[What is asked]
Leaving out the pictures, transcribe all of the records faithfully.
[Start Dataset rows]
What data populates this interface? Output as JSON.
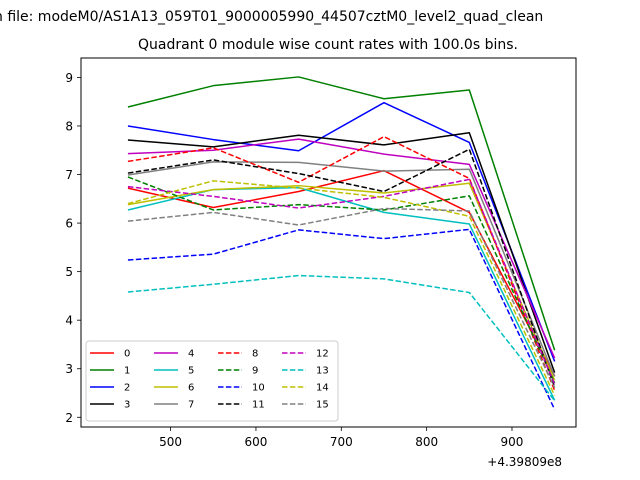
{
  "chart_data": {
    "type": "line",
    "title": "Quadrant 0 module wise count rates with 100.0s bins.",
    "suptitle": "n file: modeM0/AS1A13_059T01_9000005990_44507cztM0_level2_quad_clean",
    "x_offset_label": "+4.39809e8",
    "xlim": [
      395,
      975
    ],
    "ylim": [
      1.8,
      9.4
    ],
    "xticks": [
      500,
      600,
      700,
      800,
      900
    ],
    "yticks": [
      2,
      3,
      4,
      5,
      6,
      7,
      8,
      9
    ],
    "x": [
      450,
      550,
      650,
      750,
      850,
      950
    ],
    "legend_location": "lower-left",
    "series": [
      {
        "name": "0",
        "color": "#ff0000",
        "dash": "solid",
        "values": [
          6.72,
          6.32,
          6.65,
          7.08,
          6.22,
          2.85
        ]
      },
      {
        "name": "1",
        "color": "#008000",
        "dash": "solid",
        "values": [
          8.39,
          8.83,
          9.01,
          8.56,
          8.74,
          3.38
        ]
      },
      {
        "name": "2",
        "color": "#0000ff",
        "dash": "solid",
        "values": [
          8.0,
          7.72,
          7.49,
          8.48,
          7.66,
          3.15
        ]
      },
      {
        "name": "3",
        "color": "#000000",
        "dash": "solid",
        "values": [
          7.71,
          7.57,
          7.81,
          7.61,
          7.86,
          2.92
        ]
      },
      {
        "name": "4",
        "color": "#bf00bf",
        "dash": "solid",
        "values": [
          7.43,
          7.5,
          7.73,
          7.42,
          7.21,
          3.22
        ]
      },
      {
        "name": "5",
        "color": "#00bfbf",
        "dash": "solid",
        "values": [
          6.27,
          6.69,
          6.73,
          6.22,
          5.98,
          2.35
        ]
      },
      {
        "name": "6",
        "color": "#bfbf00",
        "dash": "solid",
        "values": [
          6.38,
          6.69,
          6.77,
          6.62,
          6.82,
          2.76
        ]
      },
      {
        "name": "7",
        "color": "#808080",
        "dash": "solid",
        "values": [
          6.99,
          7.26,
          7.25,
          7.07,
          7.11,
          2.84
        ]
      },
      {
        "name": "8",
        "color": "#ff0000",
        "dash": "dashed",
        "values": [
          7.27,
          7.55,
          6.84,
          7.78,
          6.92,
          2.55
        ]
      },
      {
        "name": "9",
        "color": "#008000",
        "dash": "dashed",
        "values": [
          6.95,
          6.27,
          6.38,
          6.27,
          6.56,
          2.71
        ]
      },
      {
        "name": "10",
        "color": "#0000ff",
        "dash": "dashed",
        "values": [
          5.24,
          5.36,
          5.86,
          5.68,
          5.87,
          2.16
        ]
      },
      {
        "name": "11",
        "color": "#000000",
        "dash": "dashed",
        "values": [
          7.03,
          7.3,
          7.02,
          6.65,
          7.52,
          2.62
        ]
      },
      {
        "name": "12",
        "color": "#bf00bf",
        "dash": "dashed",
        "values": [
          6.75,
          6.55,
          6.31,
          6.55,
          6.9,
          2.68
        ]
      },
      {
        "name": "13",
        "color": "#00bfbf",
        "dash": "dashed",
        "values": [
          4.58,
          4.74,
          4.92,
          4.85,
          4.57,
          2.34
        ]
      },
      {
        "name": "14",
        "color": "#bfbf00",
        "dash": "dashed",
        "values": [
          6.4,
          6.87,
          6.72,
          6.53,
          6.14,
          2.45
        ]
      },
      {
        "name": "15",
        "color": "#808080",
        "dash": "dashed",
        "values": [
          6.04,
          6.22,
          5.96,
          6.3,
          6.25,
          2.61
        ]
      }
    ]
  }
}
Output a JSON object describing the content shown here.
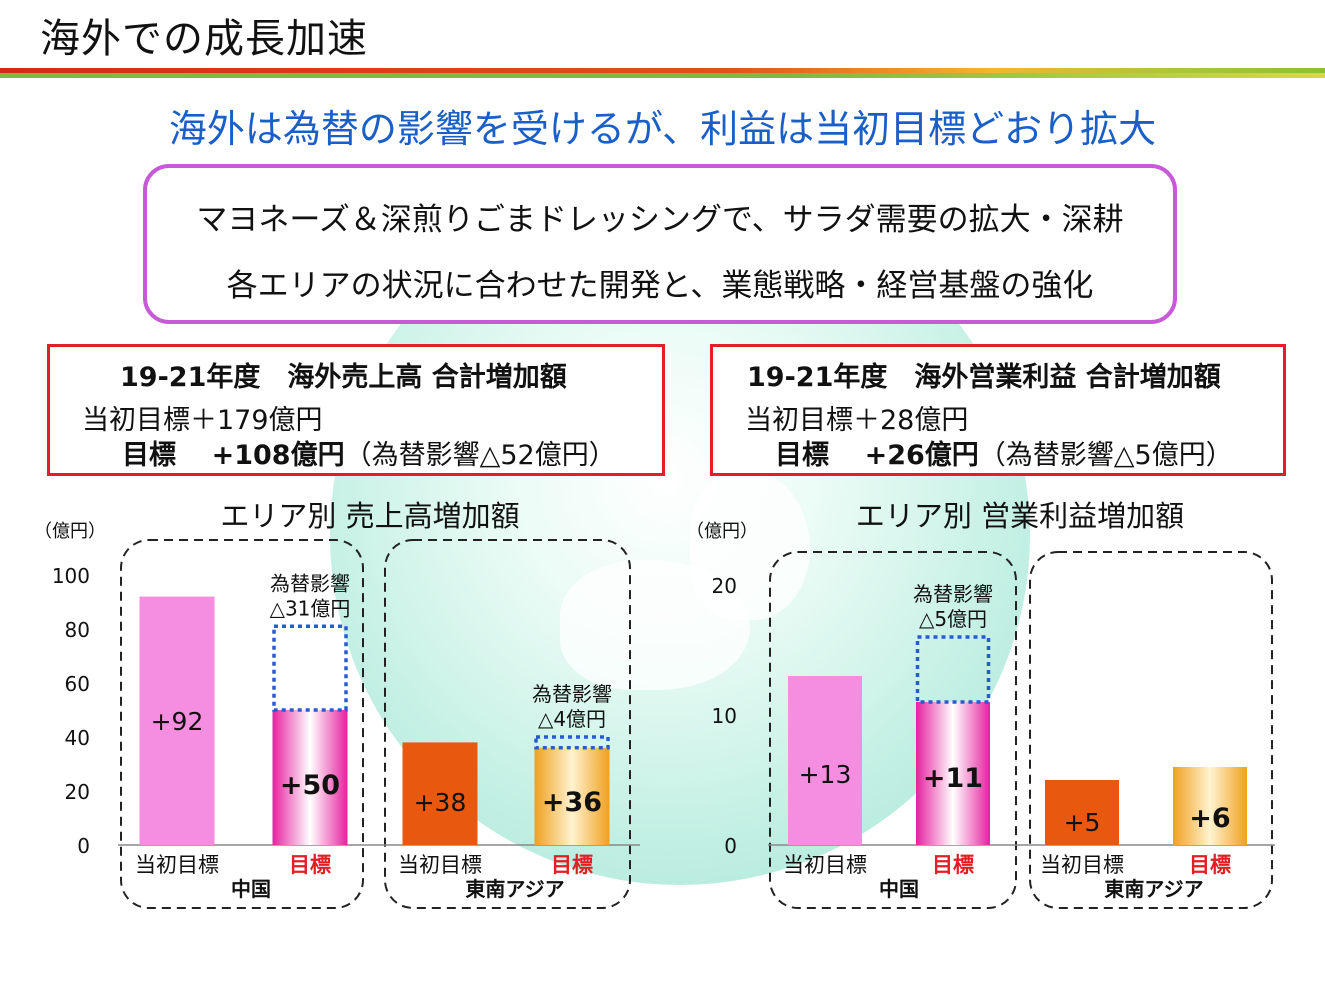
{
  "header": {
    "title": "海外での成長加速",
    "subtitle": "海外は為替の影響を受けるが、利益は当初目標どおり拡大"
  },
  "strategy": {
    "line1": "マヨネーズ＆深煎りごまドレッシングで、サラダ需要の拡大・深耕",
    "line2": "各エリアの状況に合わせた開発と、業態戦略・経営基盤の強化"
  },
  "summary_sales": {
    "heading": "19-21年度　海外売上高 合計増加額",
    "initial": "当初目標＋179億円",
    "target_label": "目標　",
    "target_value": "+108億円",
    "note": "（為替影響△52億円）"
  },
  "summary_profit": {
    "heading": "19-21年度　海外営業利益 合計増加額",
    "initial": "当初目標＋28億円",
    "target_label": "目標　",
    "target_value": "+26億円",
    "note": "（為替影響△5億円）"
  },
  "colors": {
    "initial_china": "#f58ee0",
    "target_china": "#e6219f",
    "initial_sea": "#e8590f",
    "target_sea": "#f0a020",
    "target_label": "#e31e24",
    "fx_border": "#2a5ad0"
  },
  "chart_data": [
    {
      "type": "bar",
      "title": "エリア別 売上高増加額",
      "ylabel": "（億円）",
      "ylim": [
        0,
        100
      ],
      "yticks": [
        0,
        20,
        40,
        60,
        80,
        100
      ],
      "categories": [
        "当初目標",
        "目標",
        "当初目標",
        "目標"
      ],
      "groups": [
        "中国",
        "東南アジア"
      ],
      "values": [
        92,
        50,
        38,
        36
      ],
      "labels": [
        "+92",
        "+50",
        "+38",
        "+36"
      ],
      "fx_impact": [
        null,
        31,
        null,
        4
      ],
      "fx_labels": [
        null,
        [
          "為替影響",
          "△31億円"
        ],
        null,
        [
          "為替影響",
          "△4億円"
        ]
      ]
    },
    {
      "type": "bar",
      "title": "エリア別 営業利益増加額",
      "ylabel": "（億円）",
      "ylim": [
        0,
        20
      ],
      "yticks": [
        0,
        10,
        20
      ],
      "categories": [
        "当初目標",
        "目標",
        "当初目標",
        "目標"
      ],
      "groups": [
        "中国",
        "東南アジア"
      ],
      "values": [
        13,
        11,
        5,
        6
      ],
      "labels": [
        "+13",
        "+11",
        "+5",
        "+6"
      ],
      "fx_impact": [
        null,
        5,
        null,
        null
      ],
      "fx_labels": [
        null,
        [
          "為替影響",
          "△5億円"
        ],
        null,
        null
      ]
    }
  ]
}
[End Dataset rows]
[Finished answer]
What data populates this interface? Output as JSON.
{
  "chart_data": {
    "type": "line",
    "title": "Quadrant 0 module wise count rates with 100.0s bins.",
    "suptitle": "n file: modeM0/AS1A13_059T01_9000005990_44507cztM0_level2_quad_clean",
    "x_offset_label": "+4.39809e8",
    "xlim": [
      395,
      975
    ],
    "ylim": [
      1.8,
      9.4
    ],
    "xticks": [
      500,
      600,
      700,
      800,
      900
    ],
    "yticks": [
      2,
      3,
      4,
      5,
      6,
      7,
      8,
      9
    ],
    "x": [
      450,
      550,
      650,
      750,
      850,
      950
    ],
    "legend_location": "lower-left",
    "series": [
      {
        "name": "0",
        "color": "#ff0000",
        "dash": "solid",
        "values": [
          6.72,
          6.32,
          6.65,
          7.08,
          6.22,
          2.85
        ]
      },
      {
        "name": "1",
        "color": "#008000",
        "dash": "solid",
        "values": [
          8.39,
          8.83,
          9.01,
          8.56,
          8.74,
          3.38
        ]
      },
      {
        "name": "2",
        "color": "#0000ff",
        "dash": "solid",
        "values": [
          8.0,
          7.72,
          7.49,
          8.48,
          7.66,
          3.15
        ]
      },
      {
        "name": "3",
        "color": "#000000",
        "dash": "solid",
        "values": [
          7.71,
          7.57,
          7.81,
          7.61,
          7.86,
          2.92
        ]
      },
      {
        "name": "4",
        "color": "#bf00bf",
        "dash": "solid",
        "values": [
          7.43,
          7.5,
          7.73,
          7.42,
          7.21,
          3.22
        ]
      },
      {
        "name": "5",
        "color": "#00bfbf",
        "dash": "solid",
        "values": [
          6.27,
          6.69,
          6.73,
          6.22,
          5.98,
          2.35
        ]
      },
      {
        "name": "6",
        "color": "#bfbf00",
        "dash": "solid",
        "values": [
          6.38,
          6.69,
          6.77,
          6.62,
          6.82,
          2.76
        ]
      },
      {
        "name": "7",
        "color": "#808080",
        "dash": "solid",
        "values": [
          6.99,
          7.26,
          7.25,
          7.07,
          7.11,
          2.84
        ]
      },
      {
        "name": "8",
        "color": "#ff0000",
        "dash": "dashed",
        "values": [
          7.27,
          7.55,
          6.84,
          7.78,
          6.92,
          2.55
        ]
      },
      {
        "name": "9",
        "color": "#008000",
        "dash": "dashed",
        "values": [
          6.95,
          6.27,
          6.38,
          6.27,
          6.56,
          2.71
        ]
      },
      {
        "name": "10",
        "color": "#0000ff",
        "dash": "dashed",
        "values": [
          5.24,
          5.36,
          5.86,
          5.68,
          5.87,
          2.16
        ]
      },
      {
        "name": "11",
        "color": "#000000",
        "dash": "dashed",
        "values": [
          7.03,
          7.3,
          7.02,
          6.65,
          7.52,
          2.62
        ]
      },
      {
        "name": "12",
        "color": "#bf00bf",
        "dash": "dashed",
        "values": [
          6.75,
          6.55,
          6.31,
          6.55,
          6.9,
          2.68
        ]
      },
      {
        "name": "13",
        "color": "#00bfbf",
        "dash": "dashed",
        "values": [
          4.58,
          4.74,
          4.92,
          4.85,
          4.57,
          2.34
        ]
      },
      {
        "name": "14",
        "color": "#bfbf00",
        "dash": "dashed",
        "values": [
          6.4,
          6.87,
          6.72,
          6.53,
          6.14,
          2.45
        ]
      },
      {
        "name": "15",
        "color": "#808080",
        "dash": "dashed",
        "values": [
          6.04,
          6.22,
          5.96,
          6.3,
          6.25,
          2.61
        ]
      }
    ]
  }
}
Output a JSON object describing the content shown here.
{
  "header": {
    "title": "海外での成長加速",
    "subtitle": "海外は為替の影響を受けるが、利益は当初目標どおり拡大"
  },
  "strategy": {
    "line1": "マヨネーズ＆深煎りごまドレッシングで、サラダ需要の拡大・深耕",
    "line2": "各エリアの状況に合わせた開発と、業態戦略・経営基盤の強化"
  },
  "summary_sales": {
    "heading": "19-21年度　海外売上高 合計増加額",
    "initial": "当初目標＋179億円",
    "target_label": "目標　",
    "target_value": "+108億円",
    "note": "（為替影響△52億円）"
  },
  "summary_profit": {
    "heading": "19-21年度　海外営業利益 合計増加額",
    "initial": "当初目標＋28億円",
    "target_label": "目標　",
    "target_value": "+26億円",
    "note": "（為替影響△5億円）"
  },
  "colors": {
    "initial_china": "#f58ee0",
    "target_china": "#e6219f",
    "initial_sea": "#e8590f",
    "target_sea": "#f0a020",
    "target_label": "#e31e24",
    "fx_border": "#2a5ad0"
  },
  "chart_data": [
    {
      "type": "bar",
      "title": "エリア別 売上高増加額",
      "ylabel": "（億円）",
      "ylim": [
        0,
        100
      ],
      "yticks": [
        0,
        20,
        40,
        60,
        80,
        100
      ],
      "categories": [
        "当初目標",
        "目標",
        "当初目標",
        "目標"
      ],
      "groups": [
        "中国",
        "東南アジア"
      ],
      "values": [
        92,
        50,
        38,
        36
      ],
      "labels": [
        "+92",
        "+50",
        "+38",
        "+36"
      ],
      "fx_impact": [
        null,
        31,
        null,
        4
      ],
      "fx_labels": [
        null,
        [
          "為替影響",
          "△31億円"
        ],
        null,
        [
          "為替影響",
          "△4億円"
        ]
      ]
    },
    {
      "type": "bar",
      "title": "エリア別 営業利益増加額",
      "ylabel": "（億円）",
      "ylim": [
        0,
        20
      ],
      "yticks": [
        0,
        10,
        20
      ],
      "categories": [
        "当初目標",
        "目標",
        "当初目標",
        "目標"
      ],
      "groups": [
        "中国",
        "東南アジア"
      ],
      "values": [
        13,
        11,
        5,
        6
      ],
      "labels": [
        "+13",
        "+11",
        "+5",
        "+6"
      ],
      "fx_impact": [
        null,
        5,
        null,
        null
      ],
      "fx_labels": [
        null,
        [
          "為替影響",
          "△5億円"
        ],
        null,
        null
      ]
    }
  ]
}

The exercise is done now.